━━━━━ Kutipan Teks ━━━━━
TUGAS PANCASILA
Oleh;
Uswatun Khasanatul Mauliddah C31120068
Uswatun Khasanatul Mauliddah C31120068
PROGRAM
STUDI PRODUKSI TERNAK
JURUSAN PETERNAKAN
KEMENTERIAN
PENDIDIKAN DAN KEBUDAYAAN
POLITEKNIK NEGERI JEMBER
2013
POLITEKNIK NEGERI JEMBER
2013
Pengertian Paradigma dalam arti luas
Paradigma secara sederhana dapat diartikan sebagai kerangka pikir untuk
melihat suatu permasalahan. Pengertian paradigma berkembang dari definisi
paradigma pengetahuan yang dikembangkan oleh Thomas Kuhn dalam rangka menjelaskan cara kerja dan mengembangkan
ilmu pengetahuan khususnya ilmu-ilmu alam. Paradigma pengetahuan merupakan
perspektif intelektual yang dalam kondisi normal memberikan pedoman kerja
terhadap ilmuwan yang membentuk ‘masyarakat ilmiah’ dalam disiplin tertentu.
━━━━━
#### Tujuan Anda:
Tuliskan kembali seluruh kutipan teks di atas tanpa perubahan sedikit pun, baris demi baris.
━━━━━ Cuplikan Himpunan Data ━━━━━
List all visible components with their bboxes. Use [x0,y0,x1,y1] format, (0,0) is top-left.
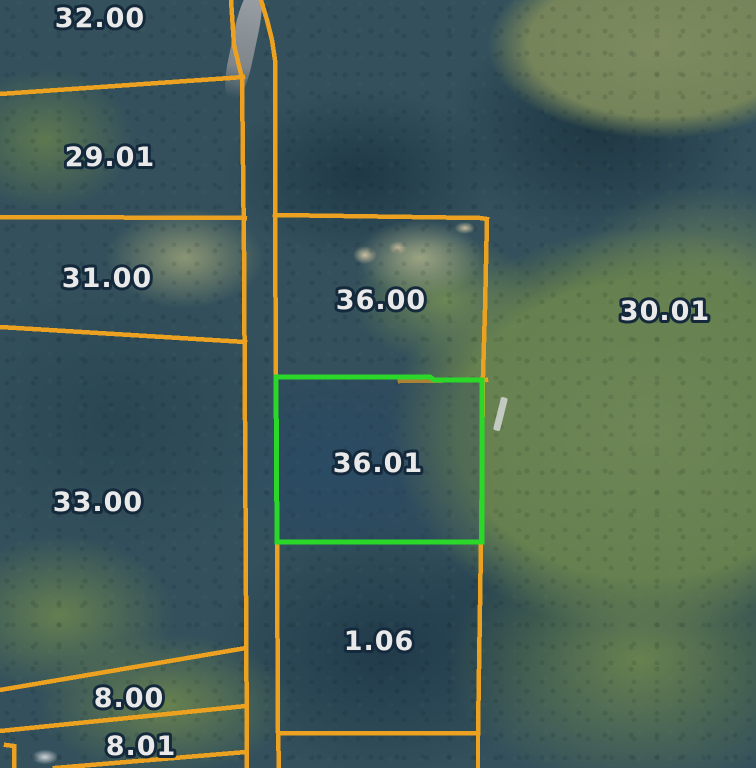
━━━━━
#### Keluaran yang Benar:
TUGAS PANCASILA
Oleh;
Uswatun Khasanatul Mauliddah C31120068
Uswatun Khasanatul Mauliddah C31120068
PROGRAM
STUDI PRODUKSI TERNAK
JURUSAN PETERNAKAN
KEMENTERIAN
PENDIDIKAN DAN KEBUDAYAAN
POLITEKNIK NEGERI JEMBER
2013
POLITEKNIK NEGERI JEMBER
2013
Pengertian Paradigma dalam arti luas
Paradigma secara sederhana dapat diartikan sebagai kerangka pikir untuk
melihat suatu permasalahan. Pengertian paradigma berkembang dari definisi
paradigma pengetahuan yang dikembangkan oleh Thomas Kuhn dalam rangka menjelaskan cara kerja dan mengembangkan
ilmu pengetahuan khususnya ilmu-ilmu alam. Paradigma pengetahuan merupakan
perspektif intelektual yang dalam kondisi normal memberikan pedoman kerja
terhadap ilmuwan yang membentuk ‘masyarakat ilmiah’ dalam disiplin tertentu.